--- Begin Given records ---
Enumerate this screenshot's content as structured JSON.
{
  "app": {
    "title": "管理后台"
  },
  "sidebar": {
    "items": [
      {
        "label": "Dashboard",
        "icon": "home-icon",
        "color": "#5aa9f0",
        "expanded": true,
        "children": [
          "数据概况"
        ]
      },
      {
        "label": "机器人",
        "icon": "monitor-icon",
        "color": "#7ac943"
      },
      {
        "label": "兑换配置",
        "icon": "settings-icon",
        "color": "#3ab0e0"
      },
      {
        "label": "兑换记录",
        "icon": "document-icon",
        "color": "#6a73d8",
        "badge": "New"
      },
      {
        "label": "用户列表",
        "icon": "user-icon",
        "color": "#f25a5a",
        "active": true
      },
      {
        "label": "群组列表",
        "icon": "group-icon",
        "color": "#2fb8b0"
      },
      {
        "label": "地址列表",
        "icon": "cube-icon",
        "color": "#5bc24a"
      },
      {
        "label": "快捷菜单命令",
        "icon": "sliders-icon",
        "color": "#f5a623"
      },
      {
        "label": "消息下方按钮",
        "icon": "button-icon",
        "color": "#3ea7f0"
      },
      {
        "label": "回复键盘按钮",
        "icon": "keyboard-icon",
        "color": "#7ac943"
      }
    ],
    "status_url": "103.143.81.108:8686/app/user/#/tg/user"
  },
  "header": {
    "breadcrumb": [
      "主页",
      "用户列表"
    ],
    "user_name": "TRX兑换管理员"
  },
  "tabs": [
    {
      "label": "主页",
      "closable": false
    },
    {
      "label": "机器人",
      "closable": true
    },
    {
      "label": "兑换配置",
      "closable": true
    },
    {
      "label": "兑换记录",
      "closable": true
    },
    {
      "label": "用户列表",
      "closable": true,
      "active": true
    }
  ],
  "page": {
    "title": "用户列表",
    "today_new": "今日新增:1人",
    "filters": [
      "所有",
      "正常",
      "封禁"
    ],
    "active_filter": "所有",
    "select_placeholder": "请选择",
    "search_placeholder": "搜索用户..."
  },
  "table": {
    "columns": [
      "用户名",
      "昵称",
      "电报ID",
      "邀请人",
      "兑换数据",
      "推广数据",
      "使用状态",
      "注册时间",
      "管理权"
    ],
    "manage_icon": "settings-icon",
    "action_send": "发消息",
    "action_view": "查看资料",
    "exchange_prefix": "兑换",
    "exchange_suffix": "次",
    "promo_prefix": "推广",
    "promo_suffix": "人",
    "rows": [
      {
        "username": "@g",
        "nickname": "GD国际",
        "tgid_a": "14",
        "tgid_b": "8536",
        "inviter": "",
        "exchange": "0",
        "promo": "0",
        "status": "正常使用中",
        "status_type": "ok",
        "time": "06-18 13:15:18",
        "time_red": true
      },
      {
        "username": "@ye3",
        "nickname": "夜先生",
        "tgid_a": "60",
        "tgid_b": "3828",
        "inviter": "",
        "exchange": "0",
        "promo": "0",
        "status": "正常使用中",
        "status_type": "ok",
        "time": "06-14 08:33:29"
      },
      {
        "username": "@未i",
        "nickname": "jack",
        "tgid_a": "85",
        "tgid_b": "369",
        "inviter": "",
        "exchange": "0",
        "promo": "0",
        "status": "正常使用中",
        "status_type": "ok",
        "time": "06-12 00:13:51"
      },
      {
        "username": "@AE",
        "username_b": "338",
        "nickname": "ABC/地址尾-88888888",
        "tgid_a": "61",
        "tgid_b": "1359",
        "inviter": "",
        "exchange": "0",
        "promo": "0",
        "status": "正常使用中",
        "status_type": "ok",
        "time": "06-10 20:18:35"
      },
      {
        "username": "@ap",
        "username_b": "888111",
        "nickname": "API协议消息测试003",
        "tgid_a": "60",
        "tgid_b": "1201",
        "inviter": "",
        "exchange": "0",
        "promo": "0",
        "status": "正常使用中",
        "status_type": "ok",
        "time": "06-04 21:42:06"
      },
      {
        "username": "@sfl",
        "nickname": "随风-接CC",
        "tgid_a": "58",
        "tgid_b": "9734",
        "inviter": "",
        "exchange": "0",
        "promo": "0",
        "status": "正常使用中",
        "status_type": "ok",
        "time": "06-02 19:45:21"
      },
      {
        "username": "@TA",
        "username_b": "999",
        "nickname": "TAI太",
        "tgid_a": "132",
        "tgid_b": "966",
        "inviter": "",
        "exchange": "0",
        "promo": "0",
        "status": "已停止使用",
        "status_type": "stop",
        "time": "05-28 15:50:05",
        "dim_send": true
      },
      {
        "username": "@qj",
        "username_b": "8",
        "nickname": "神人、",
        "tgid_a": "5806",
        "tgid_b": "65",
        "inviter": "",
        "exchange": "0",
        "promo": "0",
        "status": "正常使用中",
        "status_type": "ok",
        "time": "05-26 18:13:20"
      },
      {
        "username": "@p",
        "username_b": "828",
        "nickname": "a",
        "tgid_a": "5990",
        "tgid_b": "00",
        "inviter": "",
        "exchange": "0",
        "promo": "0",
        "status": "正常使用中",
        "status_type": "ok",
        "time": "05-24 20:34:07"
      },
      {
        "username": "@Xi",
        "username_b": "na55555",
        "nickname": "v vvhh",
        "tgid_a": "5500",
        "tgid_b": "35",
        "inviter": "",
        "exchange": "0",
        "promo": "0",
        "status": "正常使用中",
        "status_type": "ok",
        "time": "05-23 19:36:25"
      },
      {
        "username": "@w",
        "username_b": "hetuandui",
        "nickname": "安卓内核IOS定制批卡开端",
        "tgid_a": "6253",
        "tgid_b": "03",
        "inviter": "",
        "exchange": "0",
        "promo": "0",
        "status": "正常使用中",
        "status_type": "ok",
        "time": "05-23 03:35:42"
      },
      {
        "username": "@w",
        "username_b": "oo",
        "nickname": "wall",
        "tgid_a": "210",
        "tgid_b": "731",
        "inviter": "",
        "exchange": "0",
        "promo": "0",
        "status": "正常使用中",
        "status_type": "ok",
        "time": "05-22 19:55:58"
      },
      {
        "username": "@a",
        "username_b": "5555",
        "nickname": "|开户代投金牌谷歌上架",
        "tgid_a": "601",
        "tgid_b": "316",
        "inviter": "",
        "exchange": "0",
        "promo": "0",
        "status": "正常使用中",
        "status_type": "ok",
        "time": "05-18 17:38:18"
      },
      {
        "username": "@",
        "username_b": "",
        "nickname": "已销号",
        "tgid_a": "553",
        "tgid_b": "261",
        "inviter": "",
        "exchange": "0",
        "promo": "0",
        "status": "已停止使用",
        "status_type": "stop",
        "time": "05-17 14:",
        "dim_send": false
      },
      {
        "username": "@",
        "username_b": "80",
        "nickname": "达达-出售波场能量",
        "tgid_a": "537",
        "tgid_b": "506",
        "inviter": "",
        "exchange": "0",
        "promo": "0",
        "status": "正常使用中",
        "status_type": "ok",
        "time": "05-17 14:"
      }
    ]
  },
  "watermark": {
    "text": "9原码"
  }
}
--- End Given records ---
_Exercise task_:
In full and verbatim, repeat the records given above.

_Answer to the exercise_:
Enumerate this screenshot's content as structured JSON.
{
  "app": {
    "title": "管理后台"
  },
  "sidebar": {
    "items": [
      {
        "label": "Dashboard",
        "icon": "home-icon",
        "color": "#5aa9f0",
        "expanded": true,
        "children": [
          "数据概况"
        ]
      },
      {
        "label": "机器人",
        "icon": "monitor-icon",
        "color": "#7ac943"
      },
      {
        "label": "兑换配置",
        "icon": "settings-icon",
        "color": "#3ab0e0"
      },
      {
        "label": "兑换记录",
        "icon": "document-icon",
        "color": "#6a73d8",
        "badge": "New"
      },
      {
        "label": "用户列表",
        "icon": "user-icon",
        "color": "#f25a5a",
        "active": true
      },
      {
        "label": "群组列表",
        "icon": "group-icon",
        "color": "#2fb8b0"
      },
      {
        "label": "地址列表",
        "icon": "cube-icon",
        "color": "#5bc24a"
      },
      {
        "label": "快捷菜单命令",
        "icon": "sliders-icon",
        "color": "#f5a623"
      },
      {
        "label": "消息下方按钮",
        "icon": "button-icon",
        "color": "#3ea7f0"
      },
      {
        "label": "回复键盘按钮",
        "icon": "keyboard-icon",
        "color": "#7ac943"
      }
    ],
    "status_url": "103.143.81.108:8686/app/user/#/tg/user"
  },
  "header": {
    "breadcrumb": [
      "主页",
      "用户列表"
    ],
    "user_name": "TRX兑换管理员"
  },
  "tabs": [
    {
      "label": "主页",
      "closable": false
    },
    {
      "label": "机器人",
      "closable": true
    },
    {
      "label": "兑换配置",
      "closable": true
    },
    {
      "label": "兑换记录",
      "closable": true
    },
    {
      "label": "用户列表",
      "closable": true,
      "active": true
    }
  ],
  "page": {
    "title": "用户列表",
    "today_new": "今日新增:1人",
    "filters": [
      "所有",
      "正常",
      "封禁"
    ],
    "active_filter": "所有",
    "select_placeholder": "请选择",
    "search_placeholder": "搜索用户..."
  },
  "table": {
    "columns": [
      "用户名",
      "昵称",
      "电报ID",
      "邀请人",
      "兑换数据",
      "推广数据",
      "使用状态",
      "注册时间",
      "管理权"
    ],
    "manage_icon": "settings-icon",
    "action_send": "发消息",
    "action_view": "查看资料",
    "exchange_prefix": "兑换",
    "exchange_suffix": "次",
    "promo_prefix": "推广",
    "promo_suffix": "人",
    "rows": [
      {
        "username": "@g",
        "nickname": "GD国际",
        "tgid_a": "14",
        "tgid_b": "8536",
        "inviter": "",
        "exchange": "0",
        "promo": "0",
        "status": "正常使用中",
        "status_type": "ok",
        "time": "06-18 13:15:18",
        "time_red": true
      },
      {
        "username": "@ye3",
        "nickname": "夜先生",
        "tgid_a": "60",
        "tgid_b": "3828",
        "inviter": "",
        "exchange": "0",
        "promo": "0",
        "status": "正常使用中",
        "status_type": "ok",
        "time": "06-14 08:33:29"
      },
      {
        "username": "@未i",
        "nickname": "jack",
        "tgid_a": "85",
        "tgid_b": "369",
        "inviter": "",
        "exchange": "0",
        "promo": "0",
        "status": "正常使用中",
        "status_type": "ok",
        "time": "06-12 00:13:51"
      },
      {
        "username": "@AE",
        "username_b": "338",
        "nickname": "ABC/地址尾-88888888",
        "tgid_a": "61",
        "tgid_b": "1359",
        "inviter": "",
        "exchange": "0",
        "promo": "0",
        "status": "正常使用中",
        "status_type": "ok",
        "time": "06-10 20:18:35"
      },
      {
        "username": "@ap",
        "username_b": "888111",
        "nickname": "API协议消息测试003",
        "tgid_a": "60",
        "tgid_b": "1201",
        "inviter": "",
        "exchange": "0",
        "promo": "0",
        "status": "正常使用中",
        "status_type": "ok",
        "time": "06-04 21:42:06"
      },
      {
        "username": "@sfl",
        "nickname": "随风-接CC",
        "tgid_a": "58",
        "tgid_b": "9734",
        "inviter": "",
        "exchange": "0",
        "promo": "0",
        "status": "正常使用中",
        "status_type": "ok",
        "time": "06-02 19:45:21"
      },
      {
        "username": "@TA",
        "username_b": "999",
        "nickname": "TAI太",
        "tgid_a": "132",
        "tgid_b": "966",
        "inviter": "",
        "exchange": "0",
        "promo": "0",
        "status": "已停止使用",
        "status_type": "stop",
        "time": "05-28 15:50:05",
        "dim_send": true
      },
      {
        "username": "@qj",
        "username_b": "8",
        "nickname": "神人、",
        "tgid_a": "5806",
        "tgid_b": "65",
        "inviter": "",
        "exchange": "0",
        "promo": "0",
        "status": "正常使用中",
        "status_type": "ok",
        "time": "05-26 18:13:20"
      },
      {
        "username": "@p",
        "username_b": "828",
        "nickname": "a",
        "tgid_a": "5990",
        "tgid_b": "00",
        "inviter": "",
        "exchange": "0",
        "promo": "0",
        "status": "正常使用中",
        "status_type": "ok",
        "time": "05-24 20:34:07"
      },
      {
        "username": "@Xi",
        "username_b": "na55555",
        "nickname": "v vvhh",
        "tgid_a": "5500",
        "tgid_b": "35",
        "inviter": "",
        "exchange": "0",
        "promo": "0",
        "status": "正常使用中",
        "status_type": "ok",
        "time": "05-23 19:36:25"
      },
      {
        "username": "@w",
        "username_b": "hetuandui",
        "nickname": "安卓内核IOS定制批卡开端",
        "tgid_a": "6253",
        "tgid_b": "03",
        "inviter": "",
        "exchange": "0",
        "promo": "0",
        "status": "正常使用中",
        "status_type": "ok",
        "time": "05-23 03:35:42"
      },
      {
        "username": "@w",
        "username_b": "oo",
        "nickname": "wall",
        "tgid_a": "210",
        "tgid_b": "731",
        "inviter": "",
        "exchange": "0",
        "promo": "0",
        "status": "正常使用中",
        "status_type": "ok",
        "time": "05-22 19:55:58"
      },
      {
        "username": "@a",
        "username_b": "5555",
        "nickname": "|开户代投金牌谷歌上架",
        "tgid_a": "601",
        "tgid_b": "316",
        "inviter": "",
        "exchange": "0",
        "promo": "0",
        "status": "正常使用中",
        "status_type": "ok",
        "time": "05-18 17:38:18"
      },
      {
        "username": "@",
        "username_b": "",
        "nickname": "已销号",
        "tgid_a": "553",
        "tgid_b": "261",
        "inviter": "",
        "exchange": "0",
        "promo": "0",
        "status": "已停止使用",
        "status_type": "stop",
        "time": "05-17 14:",
        "dim_send": false
      },
      {
        "username": "@",
        "username_b": "80",
        "nickname": "达达-出售波场能量",
        "tgid_a": "537",
        "tgid_b": "506",
        "inviter": "",
        "exchange": "0",
        "promo": "0",
        "status": "正常使用中",
        "status_type": "ok",
        "time": "05-17 14:"
      }
    ]
  },
  "watermark": {
    "text": "9原码"
  }
}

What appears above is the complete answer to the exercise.